(Collected data)
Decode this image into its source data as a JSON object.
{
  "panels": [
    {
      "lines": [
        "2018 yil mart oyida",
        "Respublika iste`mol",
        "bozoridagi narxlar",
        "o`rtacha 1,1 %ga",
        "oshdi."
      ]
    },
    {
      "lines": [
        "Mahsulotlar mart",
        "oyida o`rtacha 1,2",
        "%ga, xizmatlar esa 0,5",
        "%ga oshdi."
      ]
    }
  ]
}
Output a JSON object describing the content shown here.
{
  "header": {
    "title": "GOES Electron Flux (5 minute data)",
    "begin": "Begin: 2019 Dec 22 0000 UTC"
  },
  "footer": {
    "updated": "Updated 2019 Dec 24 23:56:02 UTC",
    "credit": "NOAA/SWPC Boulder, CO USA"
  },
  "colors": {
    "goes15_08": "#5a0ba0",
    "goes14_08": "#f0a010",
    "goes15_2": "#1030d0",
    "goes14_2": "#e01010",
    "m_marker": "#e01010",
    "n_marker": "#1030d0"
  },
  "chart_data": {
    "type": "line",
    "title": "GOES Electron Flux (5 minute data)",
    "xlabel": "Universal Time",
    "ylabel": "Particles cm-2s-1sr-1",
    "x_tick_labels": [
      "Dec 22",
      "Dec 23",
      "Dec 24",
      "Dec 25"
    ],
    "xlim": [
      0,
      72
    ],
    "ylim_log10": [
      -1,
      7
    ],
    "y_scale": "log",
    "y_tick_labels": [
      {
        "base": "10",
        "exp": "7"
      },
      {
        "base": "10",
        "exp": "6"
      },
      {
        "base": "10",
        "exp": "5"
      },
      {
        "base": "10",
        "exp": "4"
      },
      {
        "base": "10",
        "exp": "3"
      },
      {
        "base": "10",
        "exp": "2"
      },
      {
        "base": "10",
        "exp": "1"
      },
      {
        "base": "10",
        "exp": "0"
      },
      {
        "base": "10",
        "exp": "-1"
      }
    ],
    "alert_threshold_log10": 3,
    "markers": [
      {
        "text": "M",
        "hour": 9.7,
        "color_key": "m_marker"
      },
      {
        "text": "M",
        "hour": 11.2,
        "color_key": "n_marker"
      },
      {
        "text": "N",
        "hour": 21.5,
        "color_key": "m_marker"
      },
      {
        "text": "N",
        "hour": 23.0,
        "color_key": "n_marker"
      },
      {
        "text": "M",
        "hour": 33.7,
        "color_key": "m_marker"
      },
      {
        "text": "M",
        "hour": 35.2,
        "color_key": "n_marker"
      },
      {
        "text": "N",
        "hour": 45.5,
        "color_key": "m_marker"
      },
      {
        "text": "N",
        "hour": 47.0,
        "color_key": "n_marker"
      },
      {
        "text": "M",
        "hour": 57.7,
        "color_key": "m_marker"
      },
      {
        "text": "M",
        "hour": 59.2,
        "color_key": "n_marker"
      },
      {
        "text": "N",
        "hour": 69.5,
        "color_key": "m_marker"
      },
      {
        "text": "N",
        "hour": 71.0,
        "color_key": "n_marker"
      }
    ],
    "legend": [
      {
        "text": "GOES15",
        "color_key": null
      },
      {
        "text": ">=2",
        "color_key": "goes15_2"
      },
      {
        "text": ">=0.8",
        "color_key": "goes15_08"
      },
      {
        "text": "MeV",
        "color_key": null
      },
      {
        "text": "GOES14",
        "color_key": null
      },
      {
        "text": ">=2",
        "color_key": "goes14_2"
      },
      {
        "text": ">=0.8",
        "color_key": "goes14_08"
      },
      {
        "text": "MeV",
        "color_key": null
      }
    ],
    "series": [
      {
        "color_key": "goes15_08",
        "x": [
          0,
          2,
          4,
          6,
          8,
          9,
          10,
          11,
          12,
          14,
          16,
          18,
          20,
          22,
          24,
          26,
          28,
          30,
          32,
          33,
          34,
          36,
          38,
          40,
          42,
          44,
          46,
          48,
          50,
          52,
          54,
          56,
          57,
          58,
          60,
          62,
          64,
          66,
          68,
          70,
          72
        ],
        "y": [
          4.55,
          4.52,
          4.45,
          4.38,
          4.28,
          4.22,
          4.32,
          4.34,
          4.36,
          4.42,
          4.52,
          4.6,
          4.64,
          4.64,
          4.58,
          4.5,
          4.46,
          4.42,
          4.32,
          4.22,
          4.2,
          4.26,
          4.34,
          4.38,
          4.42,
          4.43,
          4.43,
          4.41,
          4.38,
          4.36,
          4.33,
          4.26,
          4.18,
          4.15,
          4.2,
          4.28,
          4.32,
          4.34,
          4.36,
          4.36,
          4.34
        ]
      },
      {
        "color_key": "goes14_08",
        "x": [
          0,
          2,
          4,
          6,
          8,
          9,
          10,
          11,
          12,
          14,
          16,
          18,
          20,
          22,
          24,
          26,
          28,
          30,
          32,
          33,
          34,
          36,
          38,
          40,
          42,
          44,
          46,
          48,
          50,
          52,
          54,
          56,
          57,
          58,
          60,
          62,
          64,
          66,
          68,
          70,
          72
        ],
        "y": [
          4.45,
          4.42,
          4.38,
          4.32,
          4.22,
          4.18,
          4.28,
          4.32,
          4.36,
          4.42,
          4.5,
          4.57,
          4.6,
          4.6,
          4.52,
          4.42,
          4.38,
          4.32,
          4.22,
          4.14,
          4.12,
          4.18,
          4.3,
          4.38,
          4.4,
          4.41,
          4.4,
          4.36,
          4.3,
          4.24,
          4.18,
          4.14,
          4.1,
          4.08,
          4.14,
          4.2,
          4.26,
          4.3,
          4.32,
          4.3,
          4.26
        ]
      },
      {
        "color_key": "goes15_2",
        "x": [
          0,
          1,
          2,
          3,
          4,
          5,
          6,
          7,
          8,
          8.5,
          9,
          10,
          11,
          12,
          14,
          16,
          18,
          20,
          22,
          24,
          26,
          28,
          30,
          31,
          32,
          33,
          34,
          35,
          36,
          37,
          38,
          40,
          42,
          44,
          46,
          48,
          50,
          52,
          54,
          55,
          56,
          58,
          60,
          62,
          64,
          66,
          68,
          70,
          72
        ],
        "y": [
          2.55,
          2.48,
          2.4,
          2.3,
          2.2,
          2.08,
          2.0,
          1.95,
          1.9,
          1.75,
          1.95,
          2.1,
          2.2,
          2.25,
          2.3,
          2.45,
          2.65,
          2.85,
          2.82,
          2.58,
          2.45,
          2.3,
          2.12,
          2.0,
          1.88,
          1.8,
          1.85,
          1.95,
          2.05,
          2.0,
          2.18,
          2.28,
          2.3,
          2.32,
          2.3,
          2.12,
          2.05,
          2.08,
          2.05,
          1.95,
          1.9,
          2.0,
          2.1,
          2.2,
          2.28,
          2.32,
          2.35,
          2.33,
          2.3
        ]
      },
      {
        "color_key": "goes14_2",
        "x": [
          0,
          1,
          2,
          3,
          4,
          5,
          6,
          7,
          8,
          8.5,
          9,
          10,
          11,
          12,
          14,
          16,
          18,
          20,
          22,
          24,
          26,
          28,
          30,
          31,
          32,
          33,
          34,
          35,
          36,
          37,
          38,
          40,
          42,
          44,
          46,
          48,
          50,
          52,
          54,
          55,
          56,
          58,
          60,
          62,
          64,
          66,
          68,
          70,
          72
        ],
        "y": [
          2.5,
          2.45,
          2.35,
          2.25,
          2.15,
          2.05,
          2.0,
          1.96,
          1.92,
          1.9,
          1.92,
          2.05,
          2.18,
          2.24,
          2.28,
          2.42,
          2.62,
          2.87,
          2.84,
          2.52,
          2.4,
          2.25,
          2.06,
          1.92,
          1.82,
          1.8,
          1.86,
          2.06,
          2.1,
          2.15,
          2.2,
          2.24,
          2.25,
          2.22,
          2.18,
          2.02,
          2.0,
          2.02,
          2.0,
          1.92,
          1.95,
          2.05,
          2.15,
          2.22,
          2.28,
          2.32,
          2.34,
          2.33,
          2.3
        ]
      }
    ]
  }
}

**What needs to be done**.
Show every line from the entries above in which "hour" appears.

**Exercise response**.
        "hour": 9.7,
        "hour": 11.2,
        "hour": 21.5,
        "hour": 23.0,
        "hour": 33.7,
        "hour": 35.2,
        "hour": 45.5,
        "hour": 47.0,
        "hour": 57.7,
        "hour": 59.2,
        "hour": 69.5,
        "hour": 71.0,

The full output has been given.